» **Exercise**
Copy out every line of the listing below without altering anything.

Page element annotations:
━━━━━━━━━━

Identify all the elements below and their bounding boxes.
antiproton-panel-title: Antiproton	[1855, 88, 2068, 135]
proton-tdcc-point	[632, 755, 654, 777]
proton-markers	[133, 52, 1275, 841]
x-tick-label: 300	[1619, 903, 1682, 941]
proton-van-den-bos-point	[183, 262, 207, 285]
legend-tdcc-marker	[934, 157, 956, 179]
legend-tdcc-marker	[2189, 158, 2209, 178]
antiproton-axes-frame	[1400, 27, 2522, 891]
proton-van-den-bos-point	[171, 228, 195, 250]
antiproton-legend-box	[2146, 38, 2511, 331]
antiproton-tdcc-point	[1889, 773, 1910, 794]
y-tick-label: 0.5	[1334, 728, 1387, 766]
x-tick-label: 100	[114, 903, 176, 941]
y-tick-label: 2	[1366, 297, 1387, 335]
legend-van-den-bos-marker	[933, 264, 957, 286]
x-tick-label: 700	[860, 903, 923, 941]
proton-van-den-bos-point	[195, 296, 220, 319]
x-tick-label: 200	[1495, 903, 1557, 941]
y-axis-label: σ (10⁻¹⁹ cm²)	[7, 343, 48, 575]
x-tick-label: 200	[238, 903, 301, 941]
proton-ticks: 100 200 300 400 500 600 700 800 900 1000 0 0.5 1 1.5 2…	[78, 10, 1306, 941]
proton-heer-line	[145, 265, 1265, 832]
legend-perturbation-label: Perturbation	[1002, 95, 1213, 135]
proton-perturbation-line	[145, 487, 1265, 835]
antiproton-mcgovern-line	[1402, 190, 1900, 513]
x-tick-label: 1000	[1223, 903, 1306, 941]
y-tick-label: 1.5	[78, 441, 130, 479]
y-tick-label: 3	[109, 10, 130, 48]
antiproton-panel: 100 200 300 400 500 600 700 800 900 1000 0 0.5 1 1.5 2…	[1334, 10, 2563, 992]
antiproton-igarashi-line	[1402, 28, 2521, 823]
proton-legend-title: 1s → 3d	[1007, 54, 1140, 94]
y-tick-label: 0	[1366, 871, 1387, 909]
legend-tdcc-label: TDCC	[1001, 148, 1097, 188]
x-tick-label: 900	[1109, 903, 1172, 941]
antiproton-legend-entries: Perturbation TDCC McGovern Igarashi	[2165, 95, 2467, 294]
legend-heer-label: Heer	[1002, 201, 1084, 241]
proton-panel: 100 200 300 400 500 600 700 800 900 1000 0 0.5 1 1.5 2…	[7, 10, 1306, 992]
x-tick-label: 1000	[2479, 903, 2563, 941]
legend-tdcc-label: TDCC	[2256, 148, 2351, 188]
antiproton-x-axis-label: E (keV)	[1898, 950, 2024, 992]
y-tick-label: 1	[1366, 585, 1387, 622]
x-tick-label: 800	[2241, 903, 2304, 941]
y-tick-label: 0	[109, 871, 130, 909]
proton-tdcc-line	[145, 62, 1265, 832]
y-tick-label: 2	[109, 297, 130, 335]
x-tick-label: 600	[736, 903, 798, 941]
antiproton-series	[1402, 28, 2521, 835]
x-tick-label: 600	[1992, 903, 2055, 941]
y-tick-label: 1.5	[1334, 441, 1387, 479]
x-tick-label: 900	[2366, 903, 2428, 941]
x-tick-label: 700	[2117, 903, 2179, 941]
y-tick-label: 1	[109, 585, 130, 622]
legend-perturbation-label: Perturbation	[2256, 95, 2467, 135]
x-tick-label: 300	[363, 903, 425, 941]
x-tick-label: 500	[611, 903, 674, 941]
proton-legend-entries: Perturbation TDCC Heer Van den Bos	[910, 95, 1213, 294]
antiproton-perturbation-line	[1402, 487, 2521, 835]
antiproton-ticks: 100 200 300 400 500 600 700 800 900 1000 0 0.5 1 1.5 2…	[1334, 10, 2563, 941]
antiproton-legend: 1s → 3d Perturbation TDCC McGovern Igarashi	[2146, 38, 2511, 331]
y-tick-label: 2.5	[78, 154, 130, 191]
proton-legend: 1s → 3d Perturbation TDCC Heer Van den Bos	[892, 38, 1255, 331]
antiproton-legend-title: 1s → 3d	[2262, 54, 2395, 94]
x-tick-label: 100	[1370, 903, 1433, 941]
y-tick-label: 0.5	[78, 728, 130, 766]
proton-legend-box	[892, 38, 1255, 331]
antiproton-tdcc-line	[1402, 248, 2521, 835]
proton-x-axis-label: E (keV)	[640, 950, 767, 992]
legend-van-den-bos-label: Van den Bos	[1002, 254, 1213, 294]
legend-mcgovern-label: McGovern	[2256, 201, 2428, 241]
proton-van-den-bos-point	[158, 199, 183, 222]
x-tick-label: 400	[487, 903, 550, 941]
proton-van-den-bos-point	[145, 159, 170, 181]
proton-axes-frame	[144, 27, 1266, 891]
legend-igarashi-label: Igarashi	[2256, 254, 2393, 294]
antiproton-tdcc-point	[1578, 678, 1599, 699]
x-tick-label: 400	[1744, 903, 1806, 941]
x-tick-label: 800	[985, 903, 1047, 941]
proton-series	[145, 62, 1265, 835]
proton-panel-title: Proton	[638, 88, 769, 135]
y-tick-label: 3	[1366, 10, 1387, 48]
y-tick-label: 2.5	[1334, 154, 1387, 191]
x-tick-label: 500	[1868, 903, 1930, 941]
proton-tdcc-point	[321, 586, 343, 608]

━━━━━━━━━━

» **Result below**
Identify all the elements below and their bounding boxes.
antiproton-panel-title: Antiproton	[1855, 88, 2068, 135]
proton-tdcc-point	[632, 755, 654, 777]
proton-markers	[133, 52, 1275, 841]
x-tick-label: 300	[1619, 903, 1682, 941]
proton-van-den-bos-point	[183, 262, 207, 285]
legend-tdcc-marker	[934, 157, 956, 179]
legend-tdcc-marker	[2189, 158, 2209, 178]
antiproton-axes-frame	[1400, 27, 2522, 891]
proton-van-den-bos-point	[171, 228, 195, 250]
antiproton-legend-box	[2146, 38, 2511, 331]
antiproton-tdcc-point	[1889, 773, 1910, 794]
y-tick-label: 0.5	[1334, 728, 1387, 766]
x-tick-label: 100	[114, 903, 176, 941]
y-tick-label: 2	[1366, 297, 1387, 335]
legend-van-den-bos-marker	[933, 264, 957, 286]
x-tick-label: 700	[860, 903, 923, 941]
proton-van-den-bos-point	[195, 296, 220, 319]
x-tick-label: 200	[1495, 903, 1557, 941]
y-axis-label: σ (10⁻¹⁹ cm²)	[7, 343, 48, 575]
x-tick-label: 200	[238, 903, 301, 941]
proton-ticks: 100 200 300 400 500 600 700 800 900 1000 0 0.5 1 1.5 2…	[78, 10, 1306, 941]
proton-heer-line	[145, 265, 1265, 832]
legend-perturbation-label: Perturbation	[1002, 95, 1213, 135]
proton-perturbation-line	[145, 487, 1265, 835]
antiproton-mcgovern-line	[1402, 190, 1900, 513]
x-tick-label: 1000	[1223, 903, 1306, 941]
y-tick-label: 1.5	[78, 441, 130, 479]
y-tick-label: 3	[109, 10, 130, 48]
antiproton-panel: 100 200 300 400 500 600 700 800 900 1000 0 0.5 1 1.5 2…	[1334, 10, 2563, 992]
antiproton-igarashi-line	[1402, 28, 2521, 823]
proton-legend-title: 1s → 3d	[1007, 54, 1140, 94]
y-tick-label: 0	[1366, 871, 1387, 909]
legend-tdcc-label: TDCC	[1001, 148, 1097, 188]
x-tick-label: 900	[1109, 903, 1172, 941]
antiproton-legend-entries: Perturbation TDCC McGovern Igarashi	[2165, 95, 2467, 294]
legend-heer-label: Heer	[1002, 201, 1084, 241]
proton-panel: 100 200 300 400 500 600 700 800 900 1000 0 0.5 1 1.5 2…	[7, 10, 1306, 992]
x-tick-label: 1000	[2479, 903, 2563, 941]
legend-tdcc-label: TDCC	[2256, 148, 2351, 188]
antiproton-x-axis-label: E (keV)	[1898, 950, 2024, 992]
y-tick-label: 1	[1366, 585, 1387, 622]
x-tick-label: 800	[2241, 903, 2304, 941]
y-tick-label: 0	[109, 871, 130, 909]
proton-tdcc-line	[145, 62, 1265, 832]
y-tick-label: 2	[109, 297, 130, 335]
x-tick-label: 600	[736, 903, 798, 941]
antiproton-series	[1402, 28, 2521, 835]
x-tick-label: 600	[1992, 903, 2055, 941]
y-tick-label: 1.5	[1334, 441, 1387, 479]
x-tick-label: 900	[2366, 903, 2428, 941]
x-tick-label: 700	[2117, 903, 2179, 941]
y-tick-label: 1	[109, 585, 130, 622]
legend-perturbation-label: Perturbation	[2256, 95, 2467, 135]
x-tick-label: 300	[363, 903, 425, 941]
x-tick-label: 500	[611, 903, 674, 941]
proton-legend-entries: Perturbation TDCC Heer Van den Bos	[910, 95, 1213, 294]
antiproton-perturbation-line	[1402, 487, 2521, 835]
antiproton-ticks: 100 200 300 400 500 600 700 800 900 1000 0 0.5 1 1.5 2…	[1334, 10, 2563, 941]
antiproton-legend: 1s → 3d Perturbation TDCC McGovern Igarashi	[2146, 38, 2511, 331]
y-tick-label: 2.5	[78, 154, 130, 191]
proton-legend: 1s → 3d Perturbation TDCC Heer Van den Bos	[892, 38, 1255, 331]
antiproton-legend-title: 1s → 3d	[2262, 54, 2395, 94]
x-tick-label: 100	[1370, 903, 1433, 941]
y-tick-label: 0.5	[78, 728, 130, 766]
proton-legend-box	[892, 38, 1255, 331]
antiproton-tdcc-line	[1402, 248, 2521, 835]
proton-x-axis-label: E (keV)	[640, 950, 767, 992]
legend-van-den-bos-label: Van den Bos	[1002, 254, 1213, 294]
legend-mcgovern-label: McGovern	[2256, 201, 2428, 241]
proton-van-den-bos-point	[158, 199, 183, 222]
x-tick-label: 400	[487, 903, 550, 941]
proton-van-den-bos-point	[145, 159, 170, 181]
proton-axes-frame	[144, 27, 1266, 891]
legend-igarashi-label: Igarashi	[2256, 254, 2393, 294]
antiproton-tdcc-point	[1578, 678, 1599, 699]
x-tick-label: 400	[1744, 903, 1806, 941]
x-tick-label: 800	[985, 903, 1047, 941]
proton-series	[145, 62, 1265, 835]
proton-panel-title: Proton	[638, 88, 769, 135]
y-tick-label: 3	[1366, 10, 1387, 48]
y-tick-label: 2.5	[1334, 154, 1387, 191]
x-tick-label: 500	[1868, 903, 1930, 941]
proton-tdcc-point	[321, 586, 343, 608]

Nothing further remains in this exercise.